Given exercise: Repeat the material below exactly, with no pictures.

Supplied records:
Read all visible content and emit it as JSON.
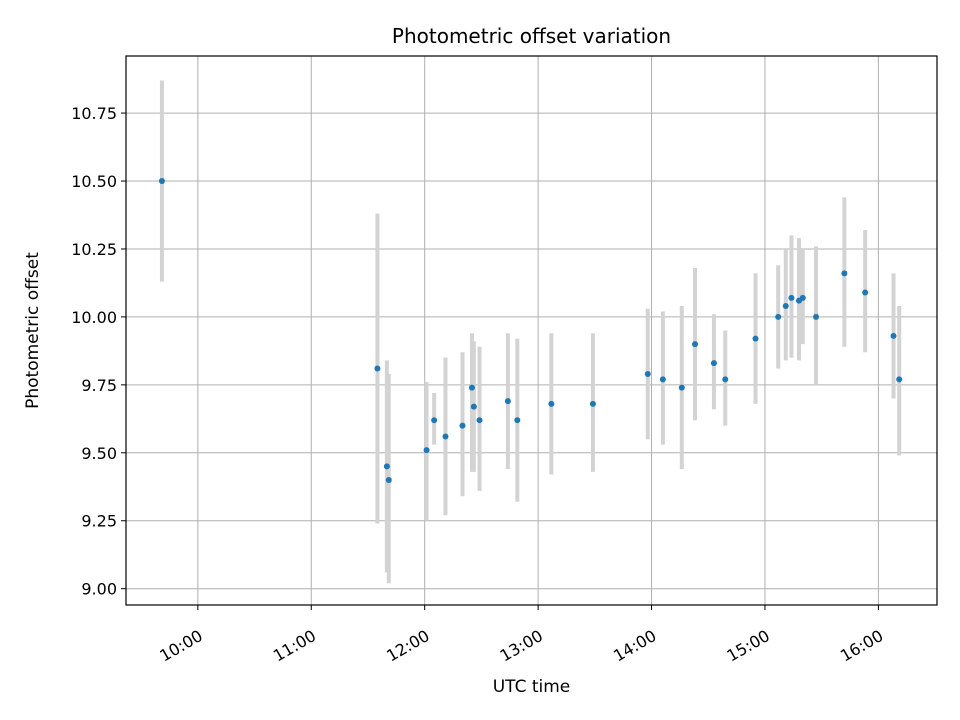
{
  "chart_data": {
    "type": "scatter",
    "title": "Photometric offset variation",
    "xlabel": "UTC time",
    "ylabel": "Photometric offset",
    "x_tick_labels": [
      "10:00",
      "11:00",
      "12:00",
      "13:00",
      "14:00",
      "15:00",
      "16:00"
    ],
    "y_tick_labels": [
      "9.00",
      "9.25",
      "9.50",
      "9.75",
      "10.00",
      "10.25",
      "10.50",
      "10.75"
    ],
    "xlim": [
      "09:22",
      "16:31"
    ],
    "ylim": [
      8.94,
      10.96
    ],
    "grid": true,
    "point_color": "#1f77b4",
    "errorbar_color": "#d3d3d3",
    "points": [
      {
        "t": "09:41",
        "y": 10.5,
        "lo": 10.13,
        "hi": 10.87
      },
      {
        "t": "11:35",
        "y": 9.81,
        "lo": 9.24,
        "hi": 10.38
      },
      {
        "t": "11:40",
        "y": 9.45,
        "lo": 9.06,
        "hi": 9.84
      },
      {
        "t": "11:41",
        "y": 9.4,
        "lo": 9.02,
        "hi": 9.79
      },
      {
        "t": "12:01",
        "y": 9.51,
        "lo": 9.25,
        "hi": 9.76
      },
      {
        "t": "12:05",
        "y": 9.62,
        "lo": 9.53,
        "hi": 9.72
      },
      {
        "t": "12:11",
        "y": 9.56,
        "lo": 9.27,
        "hi": 9.85
      },
      {
        "t": "12:20",
        "y": 9.6,
        "lo": 9.34,
        "hi": 9.87
      },
      {
        "t": "12:25",
        "y": 9.74,
        "lo": 9.43,
        "hi": 9.94
      },
      {
        "t": "12:26",
        "y": 9.67,
        "lo": 9.43,
        "hi": 9.91
      },
      {
        "t": "12:29",
        "y": 9.62,
        "lo": 9.36,
        "hi": 9.89
      },
      {
        "t": "12:44",
        "y": 9.69,
        "lo": 9.44,
        "hi": 9.94
      },
      {
        "t": "12:49",
        "y": 9.62,
        "lo": 9.32,
        "hi": 9.92
      },
      {
        "t": "13:07",
        "y": 9.68,
        "lo": 9.42,
        "hi": 9.94
      },
      {
        "t": "13:29",
        "y": 9.68,
        "lo": 9.43,
        "hi": 9.94
      },
      {
        "t": "13:58",
        "y": 9.79,
        "lo": 9.55,
        "hi": 10.03
      },
      {
        "t": "14:06",
        "y": 9.77,
        "lo": 9.53,
        "hi": 10.02
      },
      {
        "t": "14:16",
        "y": 9.74,
        "lo": 9.44,
        "hi": 10.04
      },
      {
        "t": "14:23",
        "y": 9.9,
        "lo": 9.62,
        "hi": 10.18
      },
      {
        "t": "14:33",
        "y": 9.83,
        "lo": 9.66,
        "hi": 10.01
      },
      {
        "t": "14:39",
        "y": 9.77,
        "lo": 9.6,
        "hi": 9.95
      },
      {
        "t": "14:55",
        "y": 9.92,
        "lo": 9.68,
        "hi": 10.16
      },
      {
        "t": "15:07",
        "y": 10.0,
        "lo": 9.81,
        "hi": 10.19
      },
      {
        "t": "15:11",
        "y": 10.04,
        "lo": 9.84,
        "hi": 10.25
      },
      {
        "t": "15:14",
        "y": 10.07,
        "lo": 9.85,
        "hi": 10.3
      },
      {
        "t": "15:18",
        "y": 10.06,
        "lo": 9.84,
        "hi": 10.29
      },
      {
        "t": "15:20",
        "y": 10.07,
        "lo": 9.9,
        "hi": 10.25
      },
      {
        "t": "15:27",
        "y": 10.0,
        "lo": 9.75,
        "hi": 10.26
      },
      {
        "t": "15:42",
        "y": 10.16,
        "lo": 9.89,
        "hi": 10.44
      },
      {
        "t": "15:53",
        "y": 10.09,
        "lo": 9.87,
        "hi": 10.32
      },
      {
        "t": "16:08",
        "y": 9.93,
        "lo": 9.7,
        "hi": 10.16
      },
      {
        "t": "16:11",
        "y": 9.77,
        "lo": 9.49,
        "hi": 10.04
      }
    ]
  }
}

Response for this exercise:
Read all visible content and emit it as JSON.
{
  "chart_data": {
    "type": "scatter",
    "title": "Photometric offset variation",
    "xlabel": "UTC time",
    "ylabel": "Photometric offset",
    "x_tick_labels": [
      "10:00",
      "11:00",
      "12:00",
      "13:00",
      "14:00",
      "15:00",
      "16:00"
    ],
    "y_tick_labels": [
      "9.00",
      "9.25",
      "9.50",
      "9.75",
      "10.00",
      "10.25",
      "10.50",
      "10.75"
    ],
    "xlim": [
      "09:22",
      "16:31"
    ],
    "ylim": [
      8.94,
      10.96
    ],
    "grid": true,
    "point_color": "#1f77b4",
    "errorbar_color": "#d3d3d3",
    "points": [
      {
        "t": "09:41",
        "y": 10.5,
        "lo": 10.13,
        "hi": 10.87
      },
      {
        "t": "11:35",
        "y": 9.81,
        "lo": 9.24,
        "hi": 10.38
      },
      {
        "t": "11:40",
        "y": 9.45,
        "lo": 9.06,
        "hi": 9.84
      },
      {
        "t": "11:41",
        "y": 9.4,
        "lo": 9.02,
        "hi": 9.79
      },
      {
        "t": "12:01",
        "y": 9.51,
        "lo": 9.25,
        "hi": 9.76
      },
      {
        "t": "12:05",
        "y": 9.62,
        "lo": 9.53,
        "hi": 9.72
      },
      {
        "t": "12:11",
        "y": 9.56,
        "lo": 9.27,
        "hi": 9.85
      },
      {
        "t": "12:20",
        "y": 9.6,
        "lo": 9.34,
        "hi": 9.87
      },
      {
        "t": "12:25",
        "y": 9.74,
        "lo": 9.43,
        "hi": 9.94
      },
      {
        "t": "12:26",
        "y": 9.67,
        "lo": 9.43,
        "hi": 9.91
      },
      {
        "t": "12:29",
        "y": 9.62,
        "lo": 9.36,
        "hi": 9.89
      },
      {
        "t": "12:44",
        "y": 9.69,
        "lo": 9.44,
        "hi": 9.94
      },
      {
        "t": "12:49",
        "y": 9.62,
        "lo": 9.32,
        "hi": 9.92
      },
      {
        "t": "13:07",
        "y": 9.68,
        "lo": 9.42,
        "hi": 9.94
      },
      {
        "t": "13:29",
        "y": 9.68,
        "lo": 9.43,
        "hi": 9.94
      },
      {
        "t": "13:58",
        "y": 9.79,
        "lo": 9.55,
        "hi": 10.03
      },
      {
        "t": "14:06",
        "y": 9.77,
        "lo": 9.53,
        "hi": 10.02
      },
      {
        "t": "14:16",
        "y": 9.74,
        "lo": 9.44,
        "hi": 10.04
      },
      {
        "t": "14:23",
        "y": 9.9,
        "lo": 9.62,
        "hi": 10.18
      },
      {
        "t": "14:33",
        "y": 9.83,
        "lo": 9.66,
        "hi": 10.01
      },
      {
        "t": "14:39",
        "y": 9.77,
        "lo": 9.6,
        "hi": 9.95
      },
      {
        "t": "14:55",
        "y": 9.92,
        "lo": 9.68,
        "hi": 10.16
      },
      {
        "t": "15:07",
        "y": 10.0,
        "lo": 9.81,
        "hi": 10.19
      },
      {
        "t": "15:11",
        "y": 10.04,
        "lo": 9.84,
        "hi": 10.25
      },
      {
        "t": "15:14",
        "y": 10.07,
        "lo": 9.85,
        "hi": 10.3
      },
      {
        "t": "15:18",
        "y": 10.06,
        "lo": 9.84,
        "hi": 10.29
      },
      {
        "t": "15:20",
        "y": 10.07,
        "lo": 9.9,
        "hi": 10.25
      },
      {
        "t": "15:27",
        "y": 10.0,
        "lo": 9.75,
        "hi": 10.26
      },
      {
        "t": "15:42",
        "y": 10.16,
        "lo": 9.89,
        "hi": 10.44
      },
      {
        "t": "15:53",
        "y": 10.09,
        "lo": 9.87,
        "hi": 10.32
      },
      {
        "t": "16:08",
        "y": 9.93,
        "lo": 9.7,
        "hi": 10.16
      },
      {
        "t": "16:11",
        "y": 9.77,
        "lo": 9.49,
        "hi": 10.04
      }
    ]
  }
}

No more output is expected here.